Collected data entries

= = = =

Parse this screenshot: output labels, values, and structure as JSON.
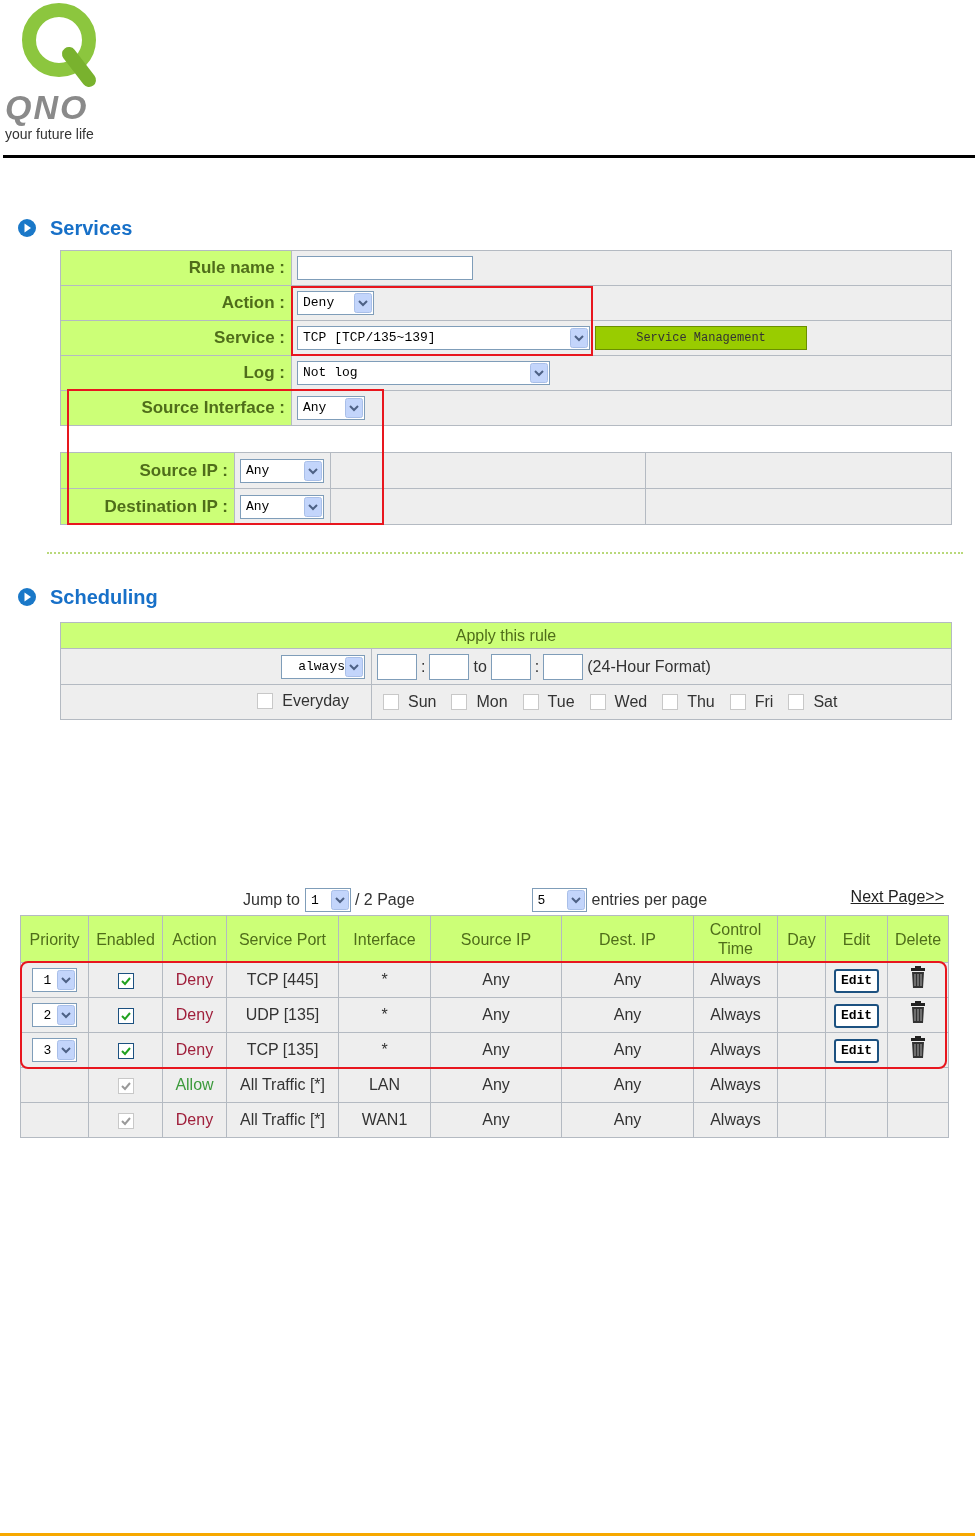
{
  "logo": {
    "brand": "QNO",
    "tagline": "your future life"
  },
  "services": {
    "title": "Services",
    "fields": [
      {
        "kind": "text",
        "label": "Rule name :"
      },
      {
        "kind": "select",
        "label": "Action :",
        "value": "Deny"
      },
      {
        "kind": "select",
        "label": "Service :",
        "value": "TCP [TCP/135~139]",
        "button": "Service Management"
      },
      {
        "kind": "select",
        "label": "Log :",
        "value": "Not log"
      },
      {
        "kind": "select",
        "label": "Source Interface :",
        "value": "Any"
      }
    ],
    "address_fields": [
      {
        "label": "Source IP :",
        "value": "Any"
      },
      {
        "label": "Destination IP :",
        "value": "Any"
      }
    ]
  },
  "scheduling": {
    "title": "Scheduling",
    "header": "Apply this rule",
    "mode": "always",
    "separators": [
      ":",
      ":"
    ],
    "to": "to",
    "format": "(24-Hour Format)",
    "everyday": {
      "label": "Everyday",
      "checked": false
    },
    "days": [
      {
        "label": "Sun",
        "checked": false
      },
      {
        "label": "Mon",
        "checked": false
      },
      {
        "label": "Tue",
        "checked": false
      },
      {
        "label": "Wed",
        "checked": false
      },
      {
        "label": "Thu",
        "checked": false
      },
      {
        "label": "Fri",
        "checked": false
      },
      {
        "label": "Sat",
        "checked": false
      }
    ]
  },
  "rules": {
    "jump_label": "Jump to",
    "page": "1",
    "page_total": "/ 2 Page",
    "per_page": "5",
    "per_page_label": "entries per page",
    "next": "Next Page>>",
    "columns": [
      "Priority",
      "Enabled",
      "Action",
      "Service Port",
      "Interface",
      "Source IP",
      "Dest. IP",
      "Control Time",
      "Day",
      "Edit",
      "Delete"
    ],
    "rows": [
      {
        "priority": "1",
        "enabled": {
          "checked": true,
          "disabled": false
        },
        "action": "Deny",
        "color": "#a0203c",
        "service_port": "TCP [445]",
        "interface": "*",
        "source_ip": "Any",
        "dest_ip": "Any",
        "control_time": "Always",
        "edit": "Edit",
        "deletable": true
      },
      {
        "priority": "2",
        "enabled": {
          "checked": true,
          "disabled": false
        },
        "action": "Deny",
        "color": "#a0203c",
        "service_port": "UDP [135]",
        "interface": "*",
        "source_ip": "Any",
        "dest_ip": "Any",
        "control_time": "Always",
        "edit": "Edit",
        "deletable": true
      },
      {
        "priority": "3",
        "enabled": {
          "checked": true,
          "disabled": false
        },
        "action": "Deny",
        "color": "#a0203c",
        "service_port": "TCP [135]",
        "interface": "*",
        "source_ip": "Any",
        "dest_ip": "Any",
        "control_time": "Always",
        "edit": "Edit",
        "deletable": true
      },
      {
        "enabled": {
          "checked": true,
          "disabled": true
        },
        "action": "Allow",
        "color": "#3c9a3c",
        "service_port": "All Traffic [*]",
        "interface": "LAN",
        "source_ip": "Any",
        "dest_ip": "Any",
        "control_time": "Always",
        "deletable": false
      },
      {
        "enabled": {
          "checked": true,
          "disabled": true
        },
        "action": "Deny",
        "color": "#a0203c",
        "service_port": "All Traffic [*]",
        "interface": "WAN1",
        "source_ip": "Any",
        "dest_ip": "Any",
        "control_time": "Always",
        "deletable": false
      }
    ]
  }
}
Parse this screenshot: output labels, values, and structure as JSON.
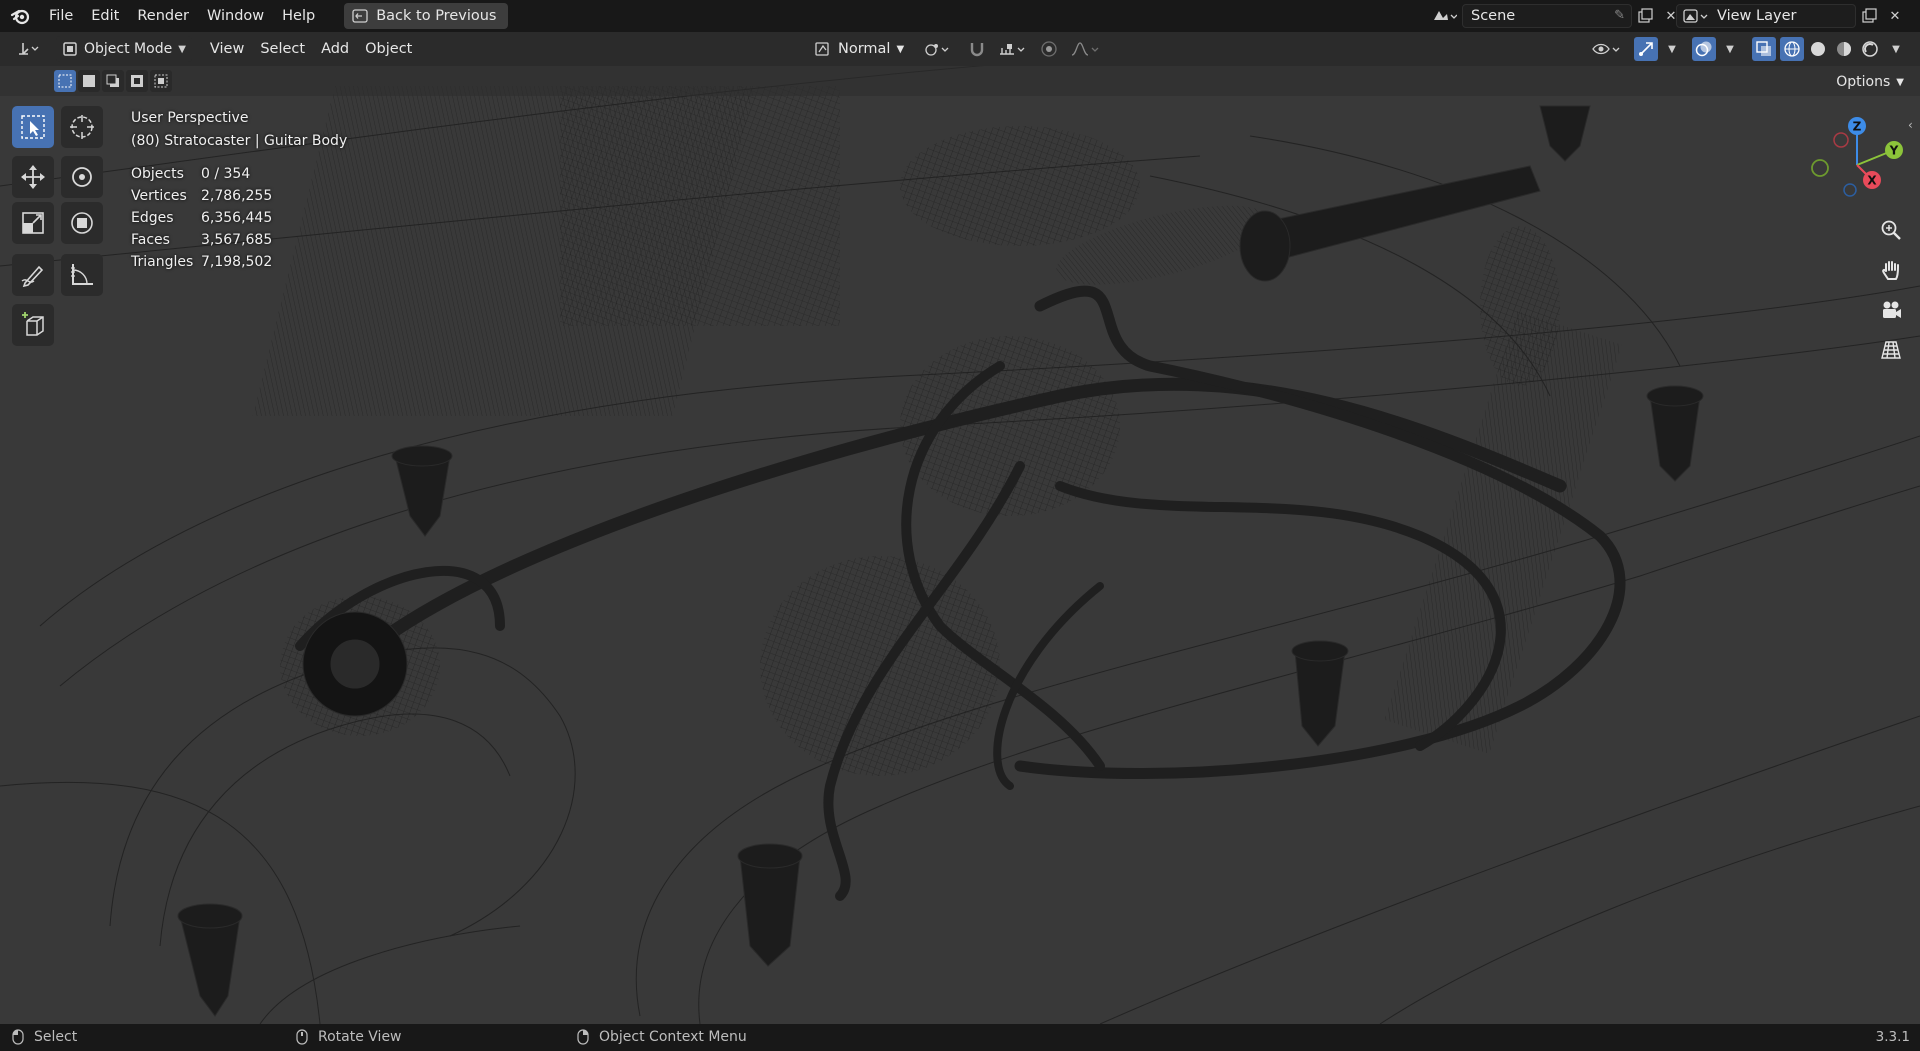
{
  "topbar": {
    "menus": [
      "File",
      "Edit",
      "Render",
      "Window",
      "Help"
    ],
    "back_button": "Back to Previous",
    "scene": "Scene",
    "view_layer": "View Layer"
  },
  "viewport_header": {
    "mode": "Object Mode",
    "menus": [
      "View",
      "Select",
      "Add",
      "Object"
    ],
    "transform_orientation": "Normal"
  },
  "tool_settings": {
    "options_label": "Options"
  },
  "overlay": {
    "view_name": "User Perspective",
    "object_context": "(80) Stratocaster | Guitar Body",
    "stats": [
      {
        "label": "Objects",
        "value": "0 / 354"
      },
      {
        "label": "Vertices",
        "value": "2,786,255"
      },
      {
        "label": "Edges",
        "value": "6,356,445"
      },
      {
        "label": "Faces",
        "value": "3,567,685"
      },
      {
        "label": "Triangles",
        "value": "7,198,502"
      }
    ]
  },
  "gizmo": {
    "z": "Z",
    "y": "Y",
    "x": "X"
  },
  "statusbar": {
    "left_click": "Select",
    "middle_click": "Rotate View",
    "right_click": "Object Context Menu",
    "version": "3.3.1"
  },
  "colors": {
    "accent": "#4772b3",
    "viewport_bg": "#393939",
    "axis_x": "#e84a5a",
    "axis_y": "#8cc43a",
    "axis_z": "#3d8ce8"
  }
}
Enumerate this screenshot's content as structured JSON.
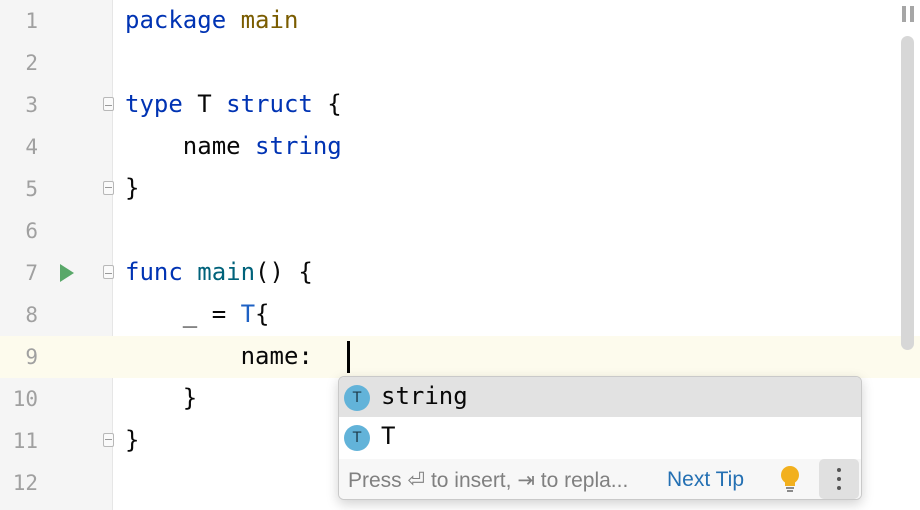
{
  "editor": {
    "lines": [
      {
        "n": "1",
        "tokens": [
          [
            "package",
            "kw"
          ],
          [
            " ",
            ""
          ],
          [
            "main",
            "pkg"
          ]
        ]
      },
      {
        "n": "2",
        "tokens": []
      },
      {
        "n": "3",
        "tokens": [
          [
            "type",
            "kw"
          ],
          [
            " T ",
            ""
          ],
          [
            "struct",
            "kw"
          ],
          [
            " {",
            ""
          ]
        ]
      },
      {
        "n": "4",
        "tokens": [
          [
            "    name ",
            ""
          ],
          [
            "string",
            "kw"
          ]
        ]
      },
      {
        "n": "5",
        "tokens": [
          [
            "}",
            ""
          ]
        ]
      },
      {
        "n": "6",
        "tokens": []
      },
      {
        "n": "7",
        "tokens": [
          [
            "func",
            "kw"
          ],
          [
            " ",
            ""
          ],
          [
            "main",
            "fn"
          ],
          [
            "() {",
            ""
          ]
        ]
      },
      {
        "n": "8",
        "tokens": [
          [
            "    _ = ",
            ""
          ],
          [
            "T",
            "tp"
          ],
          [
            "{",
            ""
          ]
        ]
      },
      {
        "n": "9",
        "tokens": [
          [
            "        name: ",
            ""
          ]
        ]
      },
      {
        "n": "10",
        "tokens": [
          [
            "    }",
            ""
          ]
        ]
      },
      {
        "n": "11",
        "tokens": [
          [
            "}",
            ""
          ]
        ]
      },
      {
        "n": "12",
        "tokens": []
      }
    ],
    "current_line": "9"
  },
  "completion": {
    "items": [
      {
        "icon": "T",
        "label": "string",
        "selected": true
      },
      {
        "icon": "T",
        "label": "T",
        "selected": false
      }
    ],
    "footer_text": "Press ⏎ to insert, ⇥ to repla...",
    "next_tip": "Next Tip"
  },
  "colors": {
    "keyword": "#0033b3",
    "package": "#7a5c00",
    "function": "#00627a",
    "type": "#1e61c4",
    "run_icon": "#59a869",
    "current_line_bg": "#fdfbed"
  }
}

= = = =

- [Task to carry out] Using the material above, return every line exactly as it appears, minus the pictures.

- [Response for this exercise]
Parse this screenshot: output labels, values, and structure as JSON.
{
  "logo": {
    "brand": "QNO",
    "tagline": "your future life"
  },
  "services": {
    "title": "Services",
    "fields": [
      {
        "kind": "text",
        "label": "Rule name :"
      },
      {
        "kind": "select",
        "label": "Action :",
        "value": "Deny"
      },
      {
        "kind": "select",
        "label": "Service :",
        "value": "TCP [TCP/135~139]",
        "button": "Service Management"
      },
      {
        "kind": "select",
        "label": "Log :",
        "value": "Not log"
      },
      {
        "kind": "select",
        "label": "Source Interface :",
        "value": "Any"
      }
    ],
    "address_fields": [
      {
        "label": "Source IP :",
        "value": "Any"
      },
      {
        "label": "Destination IP :",
        "value": "Any"
      }
    ]
  },
  "scheduling": {
    "title": "Scheduling",
    "header": "Apply this rule",
    "mode": "always",
    "separators": [
      ":",
      ":"
    ],
    "to": "to",
    "format": "(24-Hour Format)",
    "everyday": {
      "label": "Everyday",
      "checked": false
    },
    "days": [
      {
        "label": "Sun",
        "checked": false
      },
      {
        "label": "Mon",
        "checked": false
      },
      {
        "label": "Tue",
        "checked": false
      },
      {
        "label": "Wed",
        "checked": false
      },
      {
        "label": "Thu",
        "checked": false
      },
      {
        "label": "Fri",
        "checked": false
      },
      {
        "label": "Sat",
        "checked": false
      }
    ]
  },
  "rules": {
    "jump_label": "Jump to",
    "page": "1",
    "page_total": "/ 2 Page",
    "per_page": "5",
    "per_page_label": "entries per page",
    "next": "Next Page>>",
    "columns": [
      "Priority",
      "Enabled",
      "Action",
      "Service Port",
      "Interface",
      "Source IP",
      "Dest. IP",
      "Control Time",
      "Day",
      "Edit",
      "Delete"
    ],
    "rows": [
      {
        "priority": "1",
        "enabled": {
          "checked": true,
          "disabled": false
        },
        "action": "Deny",
        "color": "#a0203c",
        "service_port": "TCP [445]",
        "interface": "*",
        "source_ip": "Any",
        "dest_ip": "Any",
        "control_time": "Always",
        "edit": "Edit",
        "deletable": true
      },
      {
        "priority": "2",
        "enabled": {
          "checked": true,
          "disabled": false
        },
        "action": "Deny",
        "color": "#a0203c",
        "service_port": "UDP [135]",
        "interface": "*",
        "source_ip": "Any",
        "dest_ip": "Any",
        "control_time": "Always",
        "edit": "Edit",
        "deletable": true
      },
      {
        "priority": "3",
        "enabled": {
          "checked": true,
          "disabled": false
        },
        "action": "Deny",
        "color": "#a0203c",
        "service_port": "TCP [135]",
        "interface": "*",
        "source_ip": "Any",
        "dest_ip": "Any",
        "control_time": "Always",
        "edit": "Edit",
        "deletable": true
      },
      {
        "enabled": {
          "checked": true,
          "disabled": true
        },
        "action": "Allow",
        "color": "#3c9a3c",
        "service_port": "All Traffic [*]",
        "interface": "LAN",
        "source_ip": "Any",
        "dest_ip": "Any",
        "control_time": "Always",
        "deletable": false
      },
      {
        "enabled": {
          "checked": true,
          "disabled": true
        },
        "action": "Deny",
        "color": "#a0203c",
        "service_port": "All Traffic [*]",
        "interface": "WAN1",
        "source_ip": "Any",
        "dest_ip": "Any",
        "control_time": "Always",
        "deletable": false
      }
    ]
  }
}
Parse this screenshot: output labels, values, and structure as JSON.
{
  "topbar": {
    "menus": [
      "File",
      "Edit",
      "Render",
      "Window",
      "Help"
    ],
    "back_button": "Back to Previous",
    "scene": "Scene",
    "view_layer": "View Layer"
  },
  "viewport_header": {
    "mode": "Object Mode",
    "menus": [
      "View",
      "Select",
      "Add",
      "Object"
    ],
    "transform_orientation": "Normal"
  },
  "tool_settings": {
    "options_label": "Options"
  },
  "overlay": {
    "view_name": "User Perspective",
    "object_context": "(80) Stratocaster | Guitar Body",
    "stats": [
      {
        "label": "Objects",
        "value": "0 / 354"
      },
      {
        "label": "Vertices",
        "value": "2,786,255"
      },
      {
        "label": "Edges",
        "value": "6,356,445"
      },
      {
        "label": "Faces",
        "value": "3,567,685"
      },
      {
        "label": "Triangles",
        "value": "7,198,502"
      }
    ]
  },
  "gizmo": {
    "z": "Z",
    "y": "Y",
    "x": "X"
  },
  "statusbar": {
    "left_click": "Select",
    "middle_click": "Rotate View",
    "right_click": "Object Context Menu",
    "version": "3.3.1"
  },
  "colors": {
    "accent": "#4772b3",
    "viewport_bg": "#393939",
    "axis_x": "#e84a5a",
    "axis_y": "#8cc43a",
    "axis_z": "#3d8ce8"
  }
}
Enumerate this screenshot's content as structured JSON.
{
  "editor": {
    "lines": [
      {
        "n": "1",
        "tokens": [
          [
            "package",
            "kw"
          ],
          [
            " ",
            ""
          ],
          [
            "main",
            "pkg"
          ]
        ]
      },
      {
        "n": "2",
        "tokens": []
      },
      {
        "n": "3",
        "tokens": [
          [
            "type",
            "kw"
          ],
          [
            " T ",
            ""
          ],
          [
            "struct",
            "kw"
          ],
          [
            " {",
            ""
          ]
        ]
      },
      {
        "n": "4",
        "tokens": [
          [
            "    name ",
            ""
          ],
          [
            "string",
            "kw"
          ]
        ]
      },
      {
        "n": "5",
        "tokens": [
          [
            "}",
            ""
          ]
        ]
      },
      {
        "n": "6",
        "tokens": []
      },
      {
        "n": "7",
        "tokens": [
          [
            "func",
            "kw"
          ],
          [
            " ",
            ""
          ],
          [
            "main",
            "fn"
          ],
          [
            "() {",
            ""
          ]
        ]
      },
      {
        "n": "8",
        "tokens": [
          [
            "    _ = ",
            ""
          ],
          [
            "T",
            "tp"
          ],
          [
            "{",
            ""
          ]
        ]
      },
      {
        "n": "9",
        "tokens": [
          [
            "        name: ",
            ""
          ]
        ]
      },
      {
        "n": "10",
        "tokens": [
          [
            "    }",
            ""
          ]
        ]
      },
      {
        "n": "11",
        "tokens": [
          [
            "}",
            ""
          ]
        ]
      },
      {
        "n": "12",
        "tokens": []
      }
    ],
    "current_line": "9"
  },
  "completion": {
    "items": [
      {
        "icon": "T",
        "label": "string",
        "selected": true
      },
      {
        "icon": "T",
        "label": "T",
        "selected": false
      }
    ],
    "footer_text": "Press ⏎ to insert, ⇥ to repla...",
    "next_tip": "Next Tip"
  },
  "colors": {
    "keyword": "#0033b3",
    "package": "#7a5c00",
    "function": "#00627a",
    "type": "#1e61c4",
    "run_icon": "#59a869",
    "current_line_bg": "#fdfbed"
  }
}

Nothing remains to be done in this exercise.